- _GOAL_:
Repeat the material exactly, leaving nothing out.

+++ RECORDS FOR PROCESSING +++

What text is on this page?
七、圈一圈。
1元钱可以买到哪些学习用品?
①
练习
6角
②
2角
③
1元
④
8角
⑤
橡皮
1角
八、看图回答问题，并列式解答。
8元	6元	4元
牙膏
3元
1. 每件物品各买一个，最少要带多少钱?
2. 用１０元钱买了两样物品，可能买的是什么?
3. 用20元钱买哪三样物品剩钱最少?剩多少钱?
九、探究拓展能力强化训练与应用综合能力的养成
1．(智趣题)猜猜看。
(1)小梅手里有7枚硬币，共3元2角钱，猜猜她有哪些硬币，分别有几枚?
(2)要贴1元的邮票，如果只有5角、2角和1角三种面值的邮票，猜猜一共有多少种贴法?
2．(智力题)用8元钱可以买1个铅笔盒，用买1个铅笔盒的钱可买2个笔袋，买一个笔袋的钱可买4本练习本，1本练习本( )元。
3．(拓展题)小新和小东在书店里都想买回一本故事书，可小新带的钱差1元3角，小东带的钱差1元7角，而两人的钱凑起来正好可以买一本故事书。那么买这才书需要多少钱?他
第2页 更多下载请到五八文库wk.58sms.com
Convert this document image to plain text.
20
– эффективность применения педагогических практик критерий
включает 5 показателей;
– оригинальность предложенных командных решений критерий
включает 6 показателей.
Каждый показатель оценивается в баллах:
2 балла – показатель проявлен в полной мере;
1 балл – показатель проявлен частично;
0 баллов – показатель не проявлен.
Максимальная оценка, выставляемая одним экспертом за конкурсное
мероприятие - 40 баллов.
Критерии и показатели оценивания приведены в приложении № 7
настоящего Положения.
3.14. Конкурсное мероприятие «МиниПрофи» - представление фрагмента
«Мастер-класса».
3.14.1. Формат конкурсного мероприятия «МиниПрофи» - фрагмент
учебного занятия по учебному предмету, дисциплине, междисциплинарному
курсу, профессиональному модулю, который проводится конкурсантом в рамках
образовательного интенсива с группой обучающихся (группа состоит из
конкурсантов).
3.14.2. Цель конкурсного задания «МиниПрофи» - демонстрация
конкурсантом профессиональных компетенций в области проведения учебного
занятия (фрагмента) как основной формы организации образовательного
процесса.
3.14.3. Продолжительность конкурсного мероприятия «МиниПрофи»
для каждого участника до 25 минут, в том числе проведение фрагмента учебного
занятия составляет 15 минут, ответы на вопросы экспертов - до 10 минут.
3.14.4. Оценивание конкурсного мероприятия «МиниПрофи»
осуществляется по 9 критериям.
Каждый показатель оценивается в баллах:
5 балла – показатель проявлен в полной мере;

+++

- _TASK RESPONSE_:
What text is on this page?
七、圈一圈。
1元钱可以买到哪些学习用品?
①
练习
6角
②
2角
③
1元
④
8角
⑤
橡皮
1角
八、看图回答问题，并列式解答。
8元	6元	4元
牙膏
3元
1. 每件物品各买一个，最少要带多少钱?
2. 用１０元钱买了两样物品，可能买的是什么?
3. 用20元钱买哪三样物品剩钱最少?剩多少钱?
九、探究拓展能力强化训练与应用综合能力的养成
1．(智趣题)猜猜看。
(1)小梅手里有7枚硬币，共3元2角钱，猜猜她有哪些硬币，分别有几枚?
(2)要贴1元的邮票，如果只有5角、2角和1角三种面值的邮票，猜猜一共有多少种贴法?
2．(智力题)用8元钱可以买1个铅笔盒，用买1个铅笔盒的钱可买2个笔袋，买一个笔袋的钱可买4本练习本，1本练习本( )元。
3．(拓展题)小新和小东在书店里都想买回一本故事书，可小新带的钱差1元3角，小东带的钱差1元7角，而两人的钱凑起来正好可以买一本故事书。那么买这才书需要多少钱?他
第2页 更多下载请到五八文库wk.58sms.com
Convert this document image to plain text.
20
– эффективность применения педагогических практик критерий
включает 5 показателей;
– оригинальность предложенных командных решений критерий
включает 6 показателей.
Каждый показатель оценивается в баллах:
2 балла – показатель проявлен в полной мере;
1 балл – показатель проявлен частично;
0 баллов – показатель не проявлен.
Максимальная оценка, выставляемая одним экспертом за конкурсное
мероприятие - 40 баллов.
Критерии и показатели оценивания приведены в приложении № 7
настоящего Положения.
3.14. Конкурсное мероприятие «МиниПрофи» - представление фрагмента
«Мастер-класса».
3.14.1. Формат конкурсного мероприятия «МиниПрофи» - фрагмент
учебного занятия по учебному предмету, дисциплине, междисциплинарному
курсу, профессиональному модулю, который проводится конкурсантом в рамках
образовательного интенсива с группой обучающихся (группа состоит из
конкурсантов).
3.14.2. Цель конкурсного задания «МиниПрофи» - демонстрация
конкурсантом профессиональных компетенций в области проведения учебного
занятия (фрагмента) как основной формы организации образовательного
процесса.
3.14.3. Продолжительность конкурсного мероприятия «МиниПрофи»
для каждого участника до 25 минут, в том числе проведение фрагмента учебного
занятия составляет 15 минут, ответы на вопросы экспертов - до 10 минут.
3.14.4. Оценивание конкурсного мероприятия «МиниПрофи»
осуществляется по 9 критериям.
Каждый показатель оценивается в баллах:
5 балла – показатель проявлен в полной мере;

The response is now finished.